▶ **Stated task**: Return all of the entries exactly, with nothing added or left out.

===== Dataset records

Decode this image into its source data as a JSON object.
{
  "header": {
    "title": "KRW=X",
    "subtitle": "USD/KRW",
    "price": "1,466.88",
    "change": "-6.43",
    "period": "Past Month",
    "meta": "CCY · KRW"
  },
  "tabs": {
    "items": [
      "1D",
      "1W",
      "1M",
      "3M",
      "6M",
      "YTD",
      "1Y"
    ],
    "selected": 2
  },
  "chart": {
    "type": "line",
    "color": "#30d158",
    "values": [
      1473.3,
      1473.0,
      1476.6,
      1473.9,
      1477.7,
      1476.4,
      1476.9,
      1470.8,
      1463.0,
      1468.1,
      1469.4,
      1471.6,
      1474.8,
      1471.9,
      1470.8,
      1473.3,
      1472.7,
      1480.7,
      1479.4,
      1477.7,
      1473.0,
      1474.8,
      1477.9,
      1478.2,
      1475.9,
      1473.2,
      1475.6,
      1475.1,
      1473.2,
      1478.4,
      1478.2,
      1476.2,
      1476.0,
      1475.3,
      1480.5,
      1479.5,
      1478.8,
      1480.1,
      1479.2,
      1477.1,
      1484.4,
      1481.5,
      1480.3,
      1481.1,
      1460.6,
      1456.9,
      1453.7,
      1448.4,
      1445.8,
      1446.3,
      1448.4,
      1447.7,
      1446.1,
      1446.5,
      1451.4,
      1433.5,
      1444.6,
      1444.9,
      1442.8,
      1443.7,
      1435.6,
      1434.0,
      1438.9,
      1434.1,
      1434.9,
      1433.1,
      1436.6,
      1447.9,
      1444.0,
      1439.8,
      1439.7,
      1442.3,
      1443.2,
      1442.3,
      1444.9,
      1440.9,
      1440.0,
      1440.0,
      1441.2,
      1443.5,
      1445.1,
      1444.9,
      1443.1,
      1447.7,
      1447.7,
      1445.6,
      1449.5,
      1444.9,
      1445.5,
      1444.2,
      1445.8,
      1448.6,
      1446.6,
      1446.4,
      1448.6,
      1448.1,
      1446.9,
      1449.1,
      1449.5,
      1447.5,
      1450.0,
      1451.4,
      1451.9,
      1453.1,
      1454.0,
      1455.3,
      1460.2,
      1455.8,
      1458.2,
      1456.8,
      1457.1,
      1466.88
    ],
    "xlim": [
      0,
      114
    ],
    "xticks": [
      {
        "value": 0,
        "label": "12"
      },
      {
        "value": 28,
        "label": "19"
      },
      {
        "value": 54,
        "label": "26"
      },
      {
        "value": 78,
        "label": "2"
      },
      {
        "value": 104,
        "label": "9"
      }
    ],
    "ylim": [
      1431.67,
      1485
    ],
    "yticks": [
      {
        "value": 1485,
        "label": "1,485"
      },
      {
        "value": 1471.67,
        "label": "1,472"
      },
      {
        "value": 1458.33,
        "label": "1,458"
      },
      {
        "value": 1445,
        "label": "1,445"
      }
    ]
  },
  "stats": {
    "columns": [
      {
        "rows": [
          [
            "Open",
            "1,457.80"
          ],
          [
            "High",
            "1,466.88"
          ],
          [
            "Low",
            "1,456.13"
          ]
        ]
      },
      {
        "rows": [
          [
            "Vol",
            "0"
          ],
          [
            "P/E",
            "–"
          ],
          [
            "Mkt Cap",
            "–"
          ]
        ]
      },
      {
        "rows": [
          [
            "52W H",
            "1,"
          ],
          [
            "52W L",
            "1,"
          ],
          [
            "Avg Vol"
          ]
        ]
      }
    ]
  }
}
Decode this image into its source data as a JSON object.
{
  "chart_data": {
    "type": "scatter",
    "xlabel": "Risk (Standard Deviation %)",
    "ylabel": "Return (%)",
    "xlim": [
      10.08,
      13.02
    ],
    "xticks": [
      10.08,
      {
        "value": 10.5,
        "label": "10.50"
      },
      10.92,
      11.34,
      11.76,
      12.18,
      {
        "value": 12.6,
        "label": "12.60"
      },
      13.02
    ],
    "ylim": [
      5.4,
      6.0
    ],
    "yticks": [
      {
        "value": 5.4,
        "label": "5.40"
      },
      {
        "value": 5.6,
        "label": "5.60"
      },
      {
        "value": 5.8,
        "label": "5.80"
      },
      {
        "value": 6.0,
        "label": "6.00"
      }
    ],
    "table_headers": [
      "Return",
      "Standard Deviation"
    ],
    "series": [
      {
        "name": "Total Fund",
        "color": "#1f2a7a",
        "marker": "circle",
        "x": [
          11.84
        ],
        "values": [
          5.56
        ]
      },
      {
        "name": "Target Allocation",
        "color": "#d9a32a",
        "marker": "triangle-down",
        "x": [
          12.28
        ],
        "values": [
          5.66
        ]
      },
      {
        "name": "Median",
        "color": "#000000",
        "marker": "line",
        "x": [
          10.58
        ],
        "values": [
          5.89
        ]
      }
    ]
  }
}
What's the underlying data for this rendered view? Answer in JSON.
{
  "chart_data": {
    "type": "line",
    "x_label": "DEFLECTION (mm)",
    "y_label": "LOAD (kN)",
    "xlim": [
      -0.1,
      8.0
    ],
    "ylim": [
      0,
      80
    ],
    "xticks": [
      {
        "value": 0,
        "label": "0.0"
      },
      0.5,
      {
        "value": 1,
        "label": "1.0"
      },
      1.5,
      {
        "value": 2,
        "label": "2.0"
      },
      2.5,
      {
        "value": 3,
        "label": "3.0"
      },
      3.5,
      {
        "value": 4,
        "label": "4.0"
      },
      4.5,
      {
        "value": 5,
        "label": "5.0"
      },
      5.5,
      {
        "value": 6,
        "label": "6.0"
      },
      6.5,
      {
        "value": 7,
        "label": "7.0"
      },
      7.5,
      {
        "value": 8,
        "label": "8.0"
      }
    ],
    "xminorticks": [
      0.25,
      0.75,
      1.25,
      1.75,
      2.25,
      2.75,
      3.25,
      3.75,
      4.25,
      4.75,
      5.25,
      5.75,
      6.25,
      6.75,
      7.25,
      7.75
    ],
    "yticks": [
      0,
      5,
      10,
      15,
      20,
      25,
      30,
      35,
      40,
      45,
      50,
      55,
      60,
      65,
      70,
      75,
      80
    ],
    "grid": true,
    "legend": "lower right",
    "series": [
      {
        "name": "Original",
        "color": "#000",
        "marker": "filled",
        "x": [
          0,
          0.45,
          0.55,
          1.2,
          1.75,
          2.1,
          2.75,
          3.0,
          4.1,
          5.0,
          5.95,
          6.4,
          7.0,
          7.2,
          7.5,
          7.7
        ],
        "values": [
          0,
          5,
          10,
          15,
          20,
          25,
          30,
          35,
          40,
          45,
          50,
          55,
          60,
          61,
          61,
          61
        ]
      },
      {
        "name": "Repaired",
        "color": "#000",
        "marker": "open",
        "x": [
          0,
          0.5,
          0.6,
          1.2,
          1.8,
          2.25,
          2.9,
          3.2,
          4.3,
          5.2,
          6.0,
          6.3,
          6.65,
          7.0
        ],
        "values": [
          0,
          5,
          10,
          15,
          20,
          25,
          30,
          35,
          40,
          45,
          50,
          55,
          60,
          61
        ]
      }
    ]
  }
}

==========

▶ **Complete answer**:
Decode this image into its source data as a JSON object.
{
  "header": {
    "title": "KRW=X",
    "subtitle": "USD/KRW",
    "price": "1,466.88",
    "change": "-6.43",
    "period": "Past Month",
    "meta": "CCY · KRW"
  },
  "tabs": {
    "items": [
      "1D",
      "1W",
      "1M",
      "3M",
      "6M",
      "YTD",
      "1Y"
    ],
    "selected": 2
  },
  "chart": {
    "type": "line",
    "color": "#30d158",
    "values": [
      1473.3,
      1473.0,
      1476.6,
      1473.9,
      1477.7,
      1476.4,
      1476.9,
      1470.8,
      1463.0,
      1468.1,
      1469.4,
      1471.6,
      1474.8,
      1471.9,
      1470.8,
      1473.3,
      1472.7,
      1480.7,
      1479.4,
      1477.7,
      1473.0,
      1474.8,
      1477.9,
      1478.2,
      1475.9,
      1473.2,
      1475.6,
      1475.1,
      1473.2,
      1478.4,
      1478.2,
      1476.2,
      1476.0,
      1475.3,
      1480.5,
      1479.5,
      1478.8,
      1480.1,
      1479.2,
      1477.1,
      1484.4,
      1481.5,
      1480.3,
      1481.1,
      1460.6,
      1456.9,
      1453.7,
      1448.4,
      1445.8,
      1446.3,
      1448.4,
      1447.7,
      1446.1,
      1446.5,
      1451.4,
      1433.5,
      1444.6,
      1444.9,
      1442.8,
      1443.7,
      1435.6,
      1434.0,
      1438.9,
      1434.1,
      1434.9,
      1433.1,
      1436.6,
      1447.9,
      1444.0,
      1439.8,
      1439.7,
      1442.3,
      1443.2,
      1442.3,
      1444.9,
      1440.9,
      1440.0,
      1440.0,
      1441.2,
      1443.5,
      1445.1,
      1444.9,
      1443.1,
      1447.7,
      1447.7,
      1445.6,
      1449.5,
      1444.9,
      1445.5,
      1444.2,
      1445.8,
      1448.6,
      1446.6,
      1446.4,
      1448.6,
      1448.1,
      1446.9,
      1449.1,
      1449.5,
      1447.5,
      1450.0,
      1451.4,
      1451.9,
      1453.1,
      1454.0,
      1455.3,
      1460.2,
      1455.8,
      1458.2,
      1456.8,
      1457.1,
      1466.88
    ],
    "xlim": [
      0,
      114
    ],
    "xticks": [
      {
        "value": 0,
        "label": "12"
      },
      {
        "value": 28,
        "label": "19"
      },
      {
        "value": 54,
        "label": "26"
      },
      {
        "value": 78,
        "label": "2"
      },
      {
        "value": 104,
        "label": "9"
      }
    ],
    "ylim": [
      1431.67,
      1485
    ],
    "yticks": [
      {
        "value": 1485,
        "label": "1,485"
      },
      {
        "value": 1471.67,
        "label": "1,472"
      },
      {
        "value": 1458.33,
        "label": "1,458"
      },
      {
        "value": 1445,
        "label": "1,445"
      }
    ]
  },
  "stats": {
    "columns": [
      {
        "rows": [
          [
            "Open",
            "1,457.80"
          ],
          [
            "High",
            "1,466.88"
          ],
          [
            "Low",
            "1,456.13"
          ]
        ]
      },
      {
        "rows": [
          [
            "Vol",
            "0"
          ],
          [
            "P/E",
            "–"
          ],
          [
            "Mkt Cap",
            "–"
          ]
        ]
      },
      {
        "rows": [
          [
            "52W H",
            "1,"
          ],
          [
            "52W L",
            "1,"
          ],
          [
            "Avg Vol"
          ]
        ]
      }
    ]
  }
}
Decode this image into its source data as a JSON object.
{
  "chart_data": {
    "type": "scatter",
    "xlabel": "Risk (Standard Deviation %)",
    "ylabel": "Return (%)",
    "xlim": [
      10.08,
      13.02
    ],
    "xticks": [
      10.08,
      {
        "value": 10.5,
        "label": "10.50"
      },
      10.92,
      11.34,
      11.76,
      12.18,
      {
        "value": 12.6,
        "label": "12.60"
      },
      13.02
    ],
    "ylim": [
      5.4,
      6.0
    ],
    "yticks": [
      {
        "value": 5.4,
        "label": "5.40"
      },
      {
        "value": 5.6,
        "label": "5.60"
      },
      {
        "value": 5.8,
        "label": "5.80"
      },
      {
        "value": 6.0,
        "label": "6.00"
      }
    ],
    "table_headers": [
      "Return",
      "Standard Deviation"
    ],
    "series": [
      {
        "name": "Total Fund",
        "color": "#1f2a7a",
        "marker": "circle",
        "x": [
          11.84
        ],
        "values": [
          5.56
        ]
      },
      {
        "name": "Target Allocation",
        "color": "#d9a32a",
        "marker": "triangle-down",
        "x": [
          12.28
        ],
        "values": [
          5.66
        ]
      },
      {
        "name": "Median",
        "color": "#000000",
        "marker": "line",
        "x": [
          10.58
        ],
        "values": [
          5.89
        ]
      }
    ]
  }
}
What's the underlying data for this rendered view? Answer in JSON.
{
  "chart_data": {
    "type": "line",
    "x_label": "DEFLECTION (mm)",
    "y_label": "LOAD (kN)",
    "xlim": [
      -0.1,
      8.0
    ],
    "ylim": [
      0,
      80
    ],
    "xticks": [
      {
        "value": 0,
        "label": "0.0"
      },
      0.5,
      {
        "value": 1,
        "label": "1.0"
      },
      1.5,
      {
        "value": 2,
        "label": "2.0"
      },
      2.5,
      {
        "value": 3,
        "label": "3.0"
      },
      3.5,
      {
        "value": 4,
        "label": "4.0"
      },
      4.5,
      {
        "value": 5,
        "label": "5.0"
      },
      5.5,
      {
        "value": 6,
        "label": "6.0"
      },
      6.5,
      {
        "value": 7,
        "label": "7.0"
      },
      7.5,
      {
        "value": 8,
        "label": "8.0"
      }
    ],
    "xminorticks": [
      0.25,
      0.75,
      1.25,
      1.75,
      2.25,
      2.75,
      3.25,
      3.75,
      4.25,
      4.75,
      5.25,
      5.75,
      6.25,
      6.75,
      7.25,
      7.75
    ],
    "yticks": [
      0,
      5,
      10,
      15,
      20,
      25,
      30,
      35,
      40,
      45,
      50,
      55,
      60,
      65,
      70,
      75,
      80
    ],
    "grid": true,
    "legend": "lower right",
    "series": [
      {
        "name": "Original",
        "color": "#000",
        "marker": "filled",
        "x": [
          0,
          0.45,
          0.55,
          1.2,
          1.75,
          2.1,
          2.75,
          3.0,
          4.1,
          5.0,
          5.95,
          6.4,
          7.0,
          7.2,
          7.5,
          7.7
        ],
        "values": [
          0,
          5,
          10,
          15,
          20,
          25,
          30,
          35,
          40,
          45,
          50,
          55,
          60,
          61,
          61,
          61
        ]
      },
      {
        "name": "Repaired",
        "color": "#000",
        "marker": "open",
        "x": [
          0,
          0.5,
          0.6,
          1.2,
          1.8,
          2.25,
          2.9,
          3.2,
          4.3,
          5.2,
          6.0,
          6.3,
          6.65,
          7.0
        ],
        "values": [
          0,
          5,
          10,
          15,
          20,
          25,
          30,
          35,
          40,
          45,
          50,
          55,
          60,
          61
        ]
      }
    ]
  }
}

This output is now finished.